--- Start ---

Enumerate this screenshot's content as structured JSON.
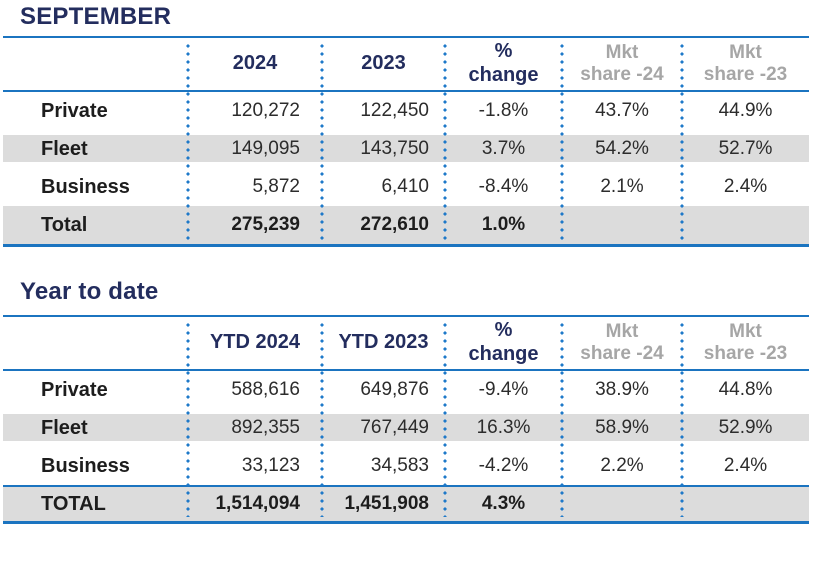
{
  "colors": {
    "navy": "#232d5e",
    "blue": "#1b74c0",
    "dot": "#1e79c9",
    "stripe": "#dcdcdc",
    "grayhead": "#a6a6a6"
  },
  "tables": [
    {
      "title": "SEPTEMBER",
      "headers": [
        {
          "line1": "",
          "line2": ""
        },
        {
          "line1": "2024",
          "line2": ""
        },
        {
          "line1": "2023",
          "line2": ""
        },
        {
          "line1": "%",
          "line2": "change"
        },
        {
          "line1": "Mkt",
          "line2": "share -24"
        },
        {
          "line1": "Mkt",
          "line2": "share -23"
        }
      ],
      "rows": [
        {
          "label": "Private",
          "cells": [
            "120,272",
            "122,450",
            "-1.8%",
            "43.7%",
            "44.9%"
          ]
        },
        {
          "label": "Fleet",
          "cells": [
            "149,095",
            "143,750",
            "3.7%",
            "54.2%",
            "52.7%"
          ]
        },
        {
          "label": "Business",
          "cells": [
            "5,872",
            "6,410",
            "-8.4%",
            "2.1%",
            "2.4%"
          ]
        },
        {
          "label": "Total",
          "cells": [
            "275,239",
            "272,610",
            "1.0%",
            "",
            ""
          ]
        }
      ]
    },
    {
      "title": "Year to date",
      "headers": [
        {
          "line1": "",
          "line2": ""
        },
        {
          "line1": "YTD 2024",
          "line2": ""
        },
        {
          "line1": "YTD 2023",
          "line2": ""
        },
        {
          "line1": "%",
          "line2": "change"
        },
        {
          "line1": "Mkt",
          "line2": "share -24"
        },
        {
          "line1": "Mkt",
          "line2": "share -23"
        }
      ],
      "rows": [
        {
          "label": "Private",
          "cells": [
            "588,616",
            "649,876",
            "-9.4%",
            "38.9%",
            "44.8%"
          ]
        },
        {
          "label": "Fleet",
          "cells": [
            "892,355",
            "767,449",
            "16.3%",
            "58.9%",
            "52.9%"
          ]
        },
        {
          "label": "Business",
          "cells": [
            "33,123",
            "34,583",
            "-4.2%",
            "2.2%",
            "2.4%"
          ]
        },
        {
          "label": "TOTAL",
          "cells": [
            "1,514,094",
            "1,451,908",
            "4.3%",
            "",
            ""
          ]
        }
      ]
    }
  ]
}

--- End ---

## Given problem
Every entry must be written out exactly, with all pictures left out.

## Answer to the exercise
Enumerate this screenshot's content as structured JSON.
{
  "colors": {
    "navy": "#232d5e",
    "blue": "#1b74c0",
    "dot": "#1e79c9",
    "stripe": "#dcdcdc",
    "grayhead": "#a6a6a6"
  },
  "tables": [
    {
      "title": "SEPTEMBER",
      "headers": [
        {
          "line1": "",
          "line2": ""
        },
        {
          "line1": "2024",
          "line2": ""
        },
        {
          "line1": "2023",
          "line2": ""
        },
        {
          "line1": "%",
          "line2": "change"
        },
        {
          "line1": "Mkt",
          "line2": "share -24"
        },
        {
          "line1": "Mkt",
          "line2": "share -23"
        }
      ],
      "rows": [
        {
          "label": "Private",
          "cells": [
            "120,272",
            "122,450",
            "-1.8%",
            "43.7%",
            "44.9%"
          ]
        },
        {
          "label": "Fleet",
          "cells": [
            "149,095",
            "143,750",
            "3.7%",
            "54.2%",
            "52.7%"
          ]
        },
        {
          "label": "Business",
          "cells": [
            "5,872",
            "6,410",
            "-8.4%",
            "2.1%",
            "2.4%"
          ]
        },
        {
          "label": "Total",
          "cells": [
            "275,239",
            "272,610",
            "1.0%",
            "",
            ""
          ]
        }
      ]
    },
    {
      "title": "Year to date",
      "headers": [
        {
          "line1": "",
          "line2": ""
        },
        {
          "line1": "YTD 2024",
          "line2": ""
        },
        {
          "line1": "YTD 2023",
          "line2": ""
        },
        {
          "line1": "%",
          "line2": "change"
        },
        {
          "line1": "Mkt",
          "line2": "share -24"
        },
        {
          "line1": "Mkt",
          "line2": "share -23"
        }
      ],
      "rows": [
        {
          "label": "Private",
          "cells": [
            "588,616",
            "649,876",
            "-9.4%",
            "38.9%",
            "44.8%"
          ]
        },
        {
          "label": "Fleet",
          "cells": [
            "892,355",
            "767,449",
            "16.3%",
            "58.9%",
            "52.9%"
          ]
        },
        {
          "label": "Business",
          "cells": [
            "33,123",
            "34,583",
            "-4.2%",
            "2.2%",
            "2.4%"
          ]
        },
        {
          "label": "TOTAL",
          "cells": [
            "1,514,094",
            "1,451,908",
            "4.3%",
            "",
            ""
          ]
        }
      ]
    }
  ]
}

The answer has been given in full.